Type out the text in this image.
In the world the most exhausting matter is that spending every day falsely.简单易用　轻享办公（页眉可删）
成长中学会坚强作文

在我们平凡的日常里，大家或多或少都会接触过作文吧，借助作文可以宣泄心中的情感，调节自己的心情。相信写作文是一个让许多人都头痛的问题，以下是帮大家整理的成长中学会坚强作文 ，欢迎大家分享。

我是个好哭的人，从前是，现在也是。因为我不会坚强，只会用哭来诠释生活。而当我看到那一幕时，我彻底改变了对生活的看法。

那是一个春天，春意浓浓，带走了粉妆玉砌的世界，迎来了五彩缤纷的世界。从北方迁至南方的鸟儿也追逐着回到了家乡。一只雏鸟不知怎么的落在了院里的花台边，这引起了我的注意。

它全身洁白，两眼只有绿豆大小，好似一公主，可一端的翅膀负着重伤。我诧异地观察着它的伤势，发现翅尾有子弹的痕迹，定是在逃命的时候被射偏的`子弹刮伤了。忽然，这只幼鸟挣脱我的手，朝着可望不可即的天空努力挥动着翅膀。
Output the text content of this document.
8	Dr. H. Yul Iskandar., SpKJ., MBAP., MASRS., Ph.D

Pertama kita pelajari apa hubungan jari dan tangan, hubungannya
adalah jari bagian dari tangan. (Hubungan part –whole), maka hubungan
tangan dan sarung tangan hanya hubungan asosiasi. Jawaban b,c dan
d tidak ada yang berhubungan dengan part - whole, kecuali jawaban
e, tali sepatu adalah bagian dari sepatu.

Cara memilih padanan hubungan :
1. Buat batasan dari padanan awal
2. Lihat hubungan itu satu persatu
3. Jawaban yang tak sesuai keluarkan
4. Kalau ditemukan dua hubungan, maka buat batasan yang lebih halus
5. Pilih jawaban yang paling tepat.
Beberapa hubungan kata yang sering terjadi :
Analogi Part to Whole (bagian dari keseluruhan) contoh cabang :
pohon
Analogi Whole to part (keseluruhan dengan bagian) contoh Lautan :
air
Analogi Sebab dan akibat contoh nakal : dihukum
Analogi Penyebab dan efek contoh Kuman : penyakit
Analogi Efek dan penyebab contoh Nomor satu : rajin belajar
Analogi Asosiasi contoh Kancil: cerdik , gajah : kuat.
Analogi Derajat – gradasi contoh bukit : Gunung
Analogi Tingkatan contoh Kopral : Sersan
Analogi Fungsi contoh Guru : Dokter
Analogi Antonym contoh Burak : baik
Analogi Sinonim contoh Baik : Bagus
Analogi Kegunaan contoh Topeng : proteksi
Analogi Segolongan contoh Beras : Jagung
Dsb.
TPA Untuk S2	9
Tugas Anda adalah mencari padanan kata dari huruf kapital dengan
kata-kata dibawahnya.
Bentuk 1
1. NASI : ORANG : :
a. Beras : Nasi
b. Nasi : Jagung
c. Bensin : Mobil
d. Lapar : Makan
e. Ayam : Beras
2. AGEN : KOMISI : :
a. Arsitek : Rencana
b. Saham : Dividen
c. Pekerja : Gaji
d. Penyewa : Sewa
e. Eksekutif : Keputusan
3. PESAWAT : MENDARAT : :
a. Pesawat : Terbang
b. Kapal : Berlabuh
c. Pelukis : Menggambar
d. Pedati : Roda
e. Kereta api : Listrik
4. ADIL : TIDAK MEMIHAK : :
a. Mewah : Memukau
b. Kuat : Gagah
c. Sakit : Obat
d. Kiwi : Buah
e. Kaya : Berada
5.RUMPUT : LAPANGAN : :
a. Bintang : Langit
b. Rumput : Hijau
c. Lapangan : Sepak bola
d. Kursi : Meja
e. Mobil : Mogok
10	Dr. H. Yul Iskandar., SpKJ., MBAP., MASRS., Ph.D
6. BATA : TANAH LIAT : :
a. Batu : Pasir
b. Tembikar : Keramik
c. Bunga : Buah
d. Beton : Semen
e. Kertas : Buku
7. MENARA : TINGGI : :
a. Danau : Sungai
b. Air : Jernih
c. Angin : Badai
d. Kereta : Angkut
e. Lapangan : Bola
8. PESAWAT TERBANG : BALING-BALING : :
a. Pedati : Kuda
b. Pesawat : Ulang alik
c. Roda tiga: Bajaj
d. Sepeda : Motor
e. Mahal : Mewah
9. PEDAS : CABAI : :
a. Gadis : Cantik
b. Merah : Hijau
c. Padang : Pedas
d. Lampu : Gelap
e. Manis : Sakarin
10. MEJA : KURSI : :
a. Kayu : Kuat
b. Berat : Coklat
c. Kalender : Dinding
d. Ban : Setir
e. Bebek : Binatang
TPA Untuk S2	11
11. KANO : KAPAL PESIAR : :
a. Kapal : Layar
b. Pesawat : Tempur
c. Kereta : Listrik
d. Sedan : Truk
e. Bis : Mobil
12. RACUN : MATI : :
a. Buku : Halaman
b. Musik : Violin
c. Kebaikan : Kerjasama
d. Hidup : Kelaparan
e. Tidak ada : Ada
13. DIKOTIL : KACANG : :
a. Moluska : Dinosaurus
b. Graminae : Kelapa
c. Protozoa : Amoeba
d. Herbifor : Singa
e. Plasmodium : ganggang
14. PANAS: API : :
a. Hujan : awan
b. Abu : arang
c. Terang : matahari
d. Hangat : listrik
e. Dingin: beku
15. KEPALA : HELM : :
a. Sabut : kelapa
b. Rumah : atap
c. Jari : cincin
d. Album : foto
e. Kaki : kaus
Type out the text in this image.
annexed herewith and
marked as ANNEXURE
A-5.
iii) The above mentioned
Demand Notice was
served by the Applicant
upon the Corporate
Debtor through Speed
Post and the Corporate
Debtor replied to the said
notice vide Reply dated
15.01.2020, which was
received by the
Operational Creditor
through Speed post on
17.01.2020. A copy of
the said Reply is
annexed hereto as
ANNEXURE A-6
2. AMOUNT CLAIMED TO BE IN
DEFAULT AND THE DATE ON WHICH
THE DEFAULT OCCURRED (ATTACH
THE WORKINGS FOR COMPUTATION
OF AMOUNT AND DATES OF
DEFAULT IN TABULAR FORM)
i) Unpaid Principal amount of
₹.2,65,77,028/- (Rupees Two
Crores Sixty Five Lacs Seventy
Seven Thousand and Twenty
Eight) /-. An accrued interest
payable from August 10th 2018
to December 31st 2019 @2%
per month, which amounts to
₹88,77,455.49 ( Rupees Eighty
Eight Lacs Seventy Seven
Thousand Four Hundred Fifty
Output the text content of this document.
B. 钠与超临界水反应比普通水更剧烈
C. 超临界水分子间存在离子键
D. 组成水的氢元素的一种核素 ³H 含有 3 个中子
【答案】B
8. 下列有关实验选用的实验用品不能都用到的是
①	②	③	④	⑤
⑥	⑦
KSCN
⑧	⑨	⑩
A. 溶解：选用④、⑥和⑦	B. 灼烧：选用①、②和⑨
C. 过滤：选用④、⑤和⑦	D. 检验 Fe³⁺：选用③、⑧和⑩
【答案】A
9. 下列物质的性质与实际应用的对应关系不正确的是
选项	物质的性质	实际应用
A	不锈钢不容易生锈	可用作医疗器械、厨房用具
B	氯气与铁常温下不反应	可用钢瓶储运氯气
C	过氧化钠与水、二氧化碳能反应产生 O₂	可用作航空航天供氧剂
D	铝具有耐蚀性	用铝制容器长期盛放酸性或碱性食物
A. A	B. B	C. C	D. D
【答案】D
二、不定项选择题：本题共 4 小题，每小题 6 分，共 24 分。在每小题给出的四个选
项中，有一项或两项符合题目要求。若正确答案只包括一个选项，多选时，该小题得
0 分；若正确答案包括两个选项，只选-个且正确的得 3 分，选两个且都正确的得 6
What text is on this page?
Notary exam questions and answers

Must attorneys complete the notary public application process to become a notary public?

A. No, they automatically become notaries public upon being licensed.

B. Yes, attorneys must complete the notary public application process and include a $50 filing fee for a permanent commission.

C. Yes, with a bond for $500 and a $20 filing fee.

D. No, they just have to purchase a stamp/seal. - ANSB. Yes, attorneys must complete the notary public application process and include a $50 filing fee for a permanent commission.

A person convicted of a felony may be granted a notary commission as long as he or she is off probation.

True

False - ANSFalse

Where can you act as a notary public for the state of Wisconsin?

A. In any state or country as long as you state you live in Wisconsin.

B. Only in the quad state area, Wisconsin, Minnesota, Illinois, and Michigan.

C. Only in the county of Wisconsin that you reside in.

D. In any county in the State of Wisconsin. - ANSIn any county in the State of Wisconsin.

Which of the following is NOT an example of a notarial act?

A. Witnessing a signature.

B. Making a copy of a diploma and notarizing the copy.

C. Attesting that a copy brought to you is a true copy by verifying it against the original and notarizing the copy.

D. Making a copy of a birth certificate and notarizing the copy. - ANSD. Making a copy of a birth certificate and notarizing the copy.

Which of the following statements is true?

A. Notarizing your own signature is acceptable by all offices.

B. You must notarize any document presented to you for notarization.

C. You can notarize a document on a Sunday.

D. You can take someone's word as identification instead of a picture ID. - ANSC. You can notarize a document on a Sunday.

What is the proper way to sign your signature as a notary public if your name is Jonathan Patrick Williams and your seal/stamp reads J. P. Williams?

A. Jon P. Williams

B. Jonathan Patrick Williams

+---+

_EXERCISE DIRECTIONS:_ Copy out each line in the preceding records that contains "upon".

_SOLUTION TO THIS PROBLEM:_
upon the Corporate
A. No, they automatically become notaries public upon being licensed.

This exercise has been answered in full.